[Figure data in JSON]
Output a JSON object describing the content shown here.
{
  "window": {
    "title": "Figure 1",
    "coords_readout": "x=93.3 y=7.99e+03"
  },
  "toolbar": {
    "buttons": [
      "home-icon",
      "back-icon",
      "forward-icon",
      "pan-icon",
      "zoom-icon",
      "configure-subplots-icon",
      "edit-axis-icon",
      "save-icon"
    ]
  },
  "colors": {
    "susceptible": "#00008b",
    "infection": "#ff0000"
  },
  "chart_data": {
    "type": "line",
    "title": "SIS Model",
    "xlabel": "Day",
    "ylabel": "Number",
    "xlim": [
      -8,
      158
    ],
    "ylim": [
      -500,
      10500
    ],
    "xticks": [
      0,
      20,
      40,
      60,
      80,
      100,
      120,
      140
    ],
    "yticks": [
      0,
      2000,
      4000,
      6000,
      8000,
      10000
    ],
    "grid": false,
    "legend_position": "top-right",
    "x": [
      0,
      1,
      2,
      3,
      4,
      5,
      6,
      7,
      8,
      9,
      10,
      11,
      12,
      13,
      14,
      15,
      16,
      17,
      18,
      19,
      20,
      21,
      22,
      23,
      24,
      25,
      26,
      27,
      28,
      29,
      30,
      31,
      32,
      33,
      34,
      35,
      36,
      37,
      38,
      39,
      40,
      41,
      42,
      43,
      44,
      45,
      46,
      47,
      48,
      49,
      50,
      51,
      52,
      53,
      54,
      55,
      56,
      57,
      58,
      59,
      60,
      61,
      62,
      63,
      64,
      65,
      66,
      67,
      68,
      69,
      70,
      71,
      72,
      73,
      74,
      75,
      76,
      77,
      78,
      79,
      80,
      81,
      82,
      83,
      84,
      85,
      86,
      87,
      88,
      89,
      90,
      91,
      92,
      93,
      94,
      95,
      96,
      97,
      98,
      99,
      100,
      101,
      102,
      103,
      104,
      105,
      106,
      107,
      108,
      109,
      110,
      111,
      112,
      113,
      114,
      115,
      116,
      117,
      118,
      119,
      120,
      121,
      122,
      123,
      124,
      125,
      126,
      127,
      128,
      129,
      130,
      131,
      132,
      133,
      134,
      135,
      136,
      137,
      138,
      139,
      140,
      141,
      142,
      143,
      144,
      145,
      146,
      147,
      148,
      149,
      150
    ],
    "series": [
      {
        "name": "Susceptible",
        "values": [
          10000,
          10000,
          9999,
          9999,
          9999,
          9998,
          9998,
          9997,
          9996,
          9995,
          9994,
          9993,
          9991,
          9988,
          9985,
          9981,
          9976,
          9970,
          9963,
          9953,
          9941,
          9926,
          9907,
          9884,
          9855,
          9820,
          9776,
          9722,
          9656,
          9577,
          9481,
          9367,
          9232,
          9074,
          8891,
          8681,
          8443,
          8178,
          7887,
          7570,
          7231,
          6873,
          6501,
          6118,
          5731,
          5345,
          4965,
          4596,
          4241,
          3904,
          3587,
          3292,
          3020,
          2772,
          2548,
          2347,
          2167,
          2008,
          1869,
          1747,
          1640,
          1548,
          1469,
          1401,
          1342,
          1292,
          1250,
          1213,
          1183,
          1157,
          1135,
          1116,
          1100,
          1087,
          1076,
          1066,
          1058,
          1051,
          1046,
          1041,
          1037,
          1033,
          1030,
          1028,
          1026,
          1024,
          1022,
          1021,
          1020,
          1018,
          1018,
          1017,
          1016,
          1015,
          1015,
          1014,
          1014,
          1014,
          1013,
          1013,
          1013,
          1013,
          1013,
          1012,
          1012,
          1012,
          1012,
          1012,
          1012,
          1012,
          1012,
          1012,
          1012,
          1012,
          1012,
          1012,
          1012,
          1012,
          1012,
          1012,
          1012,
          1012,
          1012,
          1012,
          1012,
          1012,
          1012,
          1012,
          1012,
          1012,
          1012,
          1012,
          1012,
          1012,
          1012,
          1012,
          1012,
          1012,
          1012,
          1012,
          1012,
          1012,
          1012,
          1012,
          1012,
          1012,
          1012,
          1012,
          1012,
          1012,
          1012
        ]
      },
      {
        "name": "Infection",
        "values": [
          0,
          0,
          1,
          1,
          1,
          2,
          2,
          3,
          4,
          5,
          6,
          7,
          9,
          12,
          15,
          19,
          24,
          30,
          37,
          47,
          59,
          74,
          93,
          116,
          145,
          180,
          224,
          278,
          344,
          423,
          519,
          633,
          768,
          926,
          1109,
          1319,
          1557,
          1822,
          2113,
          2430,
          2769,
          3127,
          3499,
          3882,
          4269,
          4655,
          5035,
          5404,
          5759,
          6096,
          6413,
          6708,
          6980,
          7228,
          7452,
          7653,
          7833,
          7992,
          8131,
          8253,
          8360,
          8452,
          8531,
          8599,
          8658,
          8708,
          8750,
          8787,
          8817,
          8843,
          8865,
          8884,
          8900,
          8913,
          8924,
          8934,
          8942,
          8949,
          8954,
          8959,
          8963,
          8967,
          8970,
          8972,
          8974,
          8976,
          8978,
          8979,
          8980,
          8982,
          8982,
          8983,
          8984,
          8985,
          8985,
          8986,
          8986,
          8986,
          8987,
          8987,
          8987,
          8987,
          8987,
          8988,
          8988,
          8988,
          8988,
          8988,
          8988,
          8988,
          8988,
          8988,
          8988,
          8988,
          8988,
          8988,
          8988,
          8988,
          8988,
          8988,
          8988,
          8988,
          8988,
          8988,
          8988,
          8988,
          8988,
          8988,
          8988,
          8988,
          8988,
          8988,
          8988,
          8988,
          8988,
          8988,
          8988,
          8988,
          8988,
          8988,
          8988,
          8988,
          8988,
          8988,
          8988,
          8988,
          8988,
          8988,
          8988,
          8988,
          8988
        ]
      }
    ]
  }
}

Objective →
Copy out every line of the listing that contains the string "icon".

Response to the exercise →
      "home-icon",
      "back-icon",
      "forward-icon",
      "pan-icon",
      "zoom-icon",
      "configure-subplots-icon",
      "edit-axis-icon",
      "save-icon"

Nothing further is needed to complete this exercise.